* START *

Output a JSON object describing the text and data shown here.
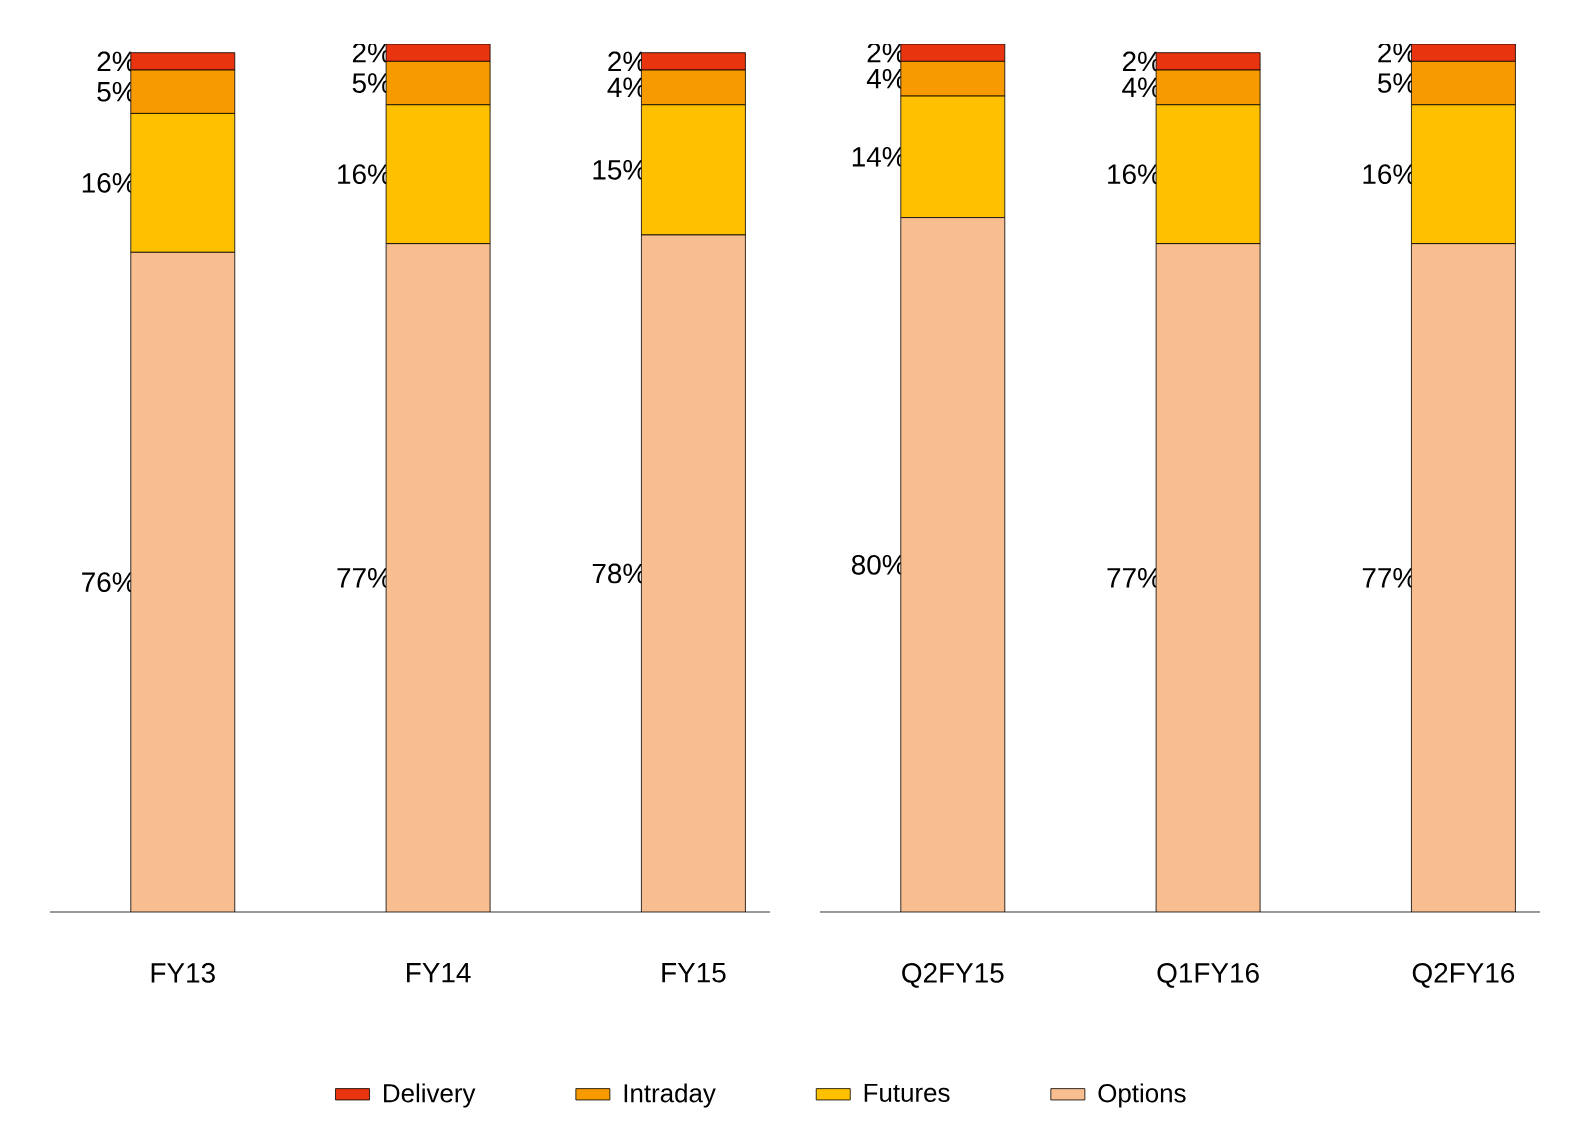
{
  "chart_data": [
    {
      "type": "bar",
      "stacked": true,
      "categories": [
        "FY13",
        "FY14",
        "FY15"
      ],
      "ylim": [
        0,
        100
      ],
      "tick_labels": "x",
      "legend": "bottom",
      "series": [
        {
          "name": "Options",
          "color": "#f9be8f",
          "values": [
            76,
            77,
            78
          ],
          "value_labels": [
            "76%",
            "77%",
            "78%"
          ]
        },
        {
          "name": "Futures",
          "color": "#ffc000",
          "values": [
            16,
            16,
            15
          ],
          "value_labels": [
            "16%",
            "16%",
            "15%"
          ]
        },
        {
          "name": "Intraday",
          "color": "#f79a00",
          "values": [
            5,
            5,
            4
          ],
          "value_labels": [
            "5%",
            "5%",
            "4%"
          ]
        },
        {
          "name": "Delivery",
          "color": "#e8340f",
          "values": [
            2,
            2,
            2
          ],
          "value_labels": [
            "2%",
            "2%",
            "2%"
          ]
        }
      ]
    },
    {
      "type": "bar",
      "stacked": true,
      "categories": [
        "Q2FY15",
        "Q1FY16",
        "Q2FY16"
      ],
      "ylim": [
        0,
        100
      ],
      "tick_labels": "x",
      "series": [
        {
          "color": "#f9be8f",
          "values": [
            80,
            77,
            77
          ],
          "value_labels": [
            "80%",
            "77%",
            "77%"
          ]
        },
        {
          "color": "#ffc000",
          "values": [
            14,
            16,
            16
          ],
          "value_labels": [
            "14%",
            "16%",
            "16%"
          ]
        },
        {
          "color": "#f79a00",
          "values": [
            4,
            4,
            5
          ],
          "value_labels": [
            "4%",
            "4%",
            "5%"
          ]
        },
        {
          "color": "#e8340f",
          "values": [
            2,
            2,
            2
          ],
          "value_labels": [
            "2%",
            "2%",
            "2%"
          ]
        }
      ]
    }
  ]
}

* END *

## GOAL OF THE EXERCISE
Write out the listing word for word, omitting the pictures it holds.

## OUTPUT FOR THIS TASK
Output a JSON object describing the text and data shown here.
{
  "chart_data": [
    {
      "type": "bar",
      "stacked": true,
      "categories": [
        "FY13",
        "FY14",
        "FY15"
      ],
      "ylim": [
        0,
        100
      ],
      "tick_labels": "x",
      "legend": "bottom",
      "series": [
        {
          "name": "Options",
          "color": "#f9be8f",
          "values": [
            76,
            77,
            78
          ],
          "value_labels": [
            "76%",
            "77%",
            "78%"
          ]
        },
        {
          "name": "Futures",
          "color": "#ffc000",
          "values": [
            16,
            16,
            15
          ],
          "value_labels": [
            "16%",
            "16%",
            "15%"
          ]
        },
        {
          "name": "Intraday",
          "color": "#f79a00",
          "values": [
            5,
            5,
            4
          ],
          "value_labels": [
            "5%",
            "5%",
            "4%"
          ]
        },
        {
          "name": "Delivery",
          "color": "#e8340f",
          "values": [
            2,
            2,
            2
          ],
          "value_labels": [
            "2%",
            "2%",
            "2%"
          ]
        }
      ]
    },
    {
      "type": "bar",
      "stacked": true,
      "categories": [
        "Q2FY15",
        "Q1FY16",
        "Q2FY16"
      ],
      "ylim": [
        0,
        100
      ],
      "tick_labels": "x",
      "series": [
        {
          "color": "#f9be8f",
          "values": [
            80,
            77,
            77
          ],
          "value_labels": [
            "80%",
            "77%",
            "77%"
          ]
        },
        {
          "color": "#ffc000",
          "values": [
            14,
            16,
            16
          ],
          "value_labels": [
            "14%",
            "16%",
            "16%"
          ]
        },
        {
          "color": "#f79a00",
          "values": [
            4,
            4,
            5
          ],
          "value_labels": [
            "4%",
            "4%",
            "5%"
          ]
        },
        {
          "color": "#e8340f",
          "values": [
            2,
            2,
            2
          ],
          "value_labels": [
            "2%",
            "2%",
            "2%"
          ]
        }
      ]
    }
  ]
}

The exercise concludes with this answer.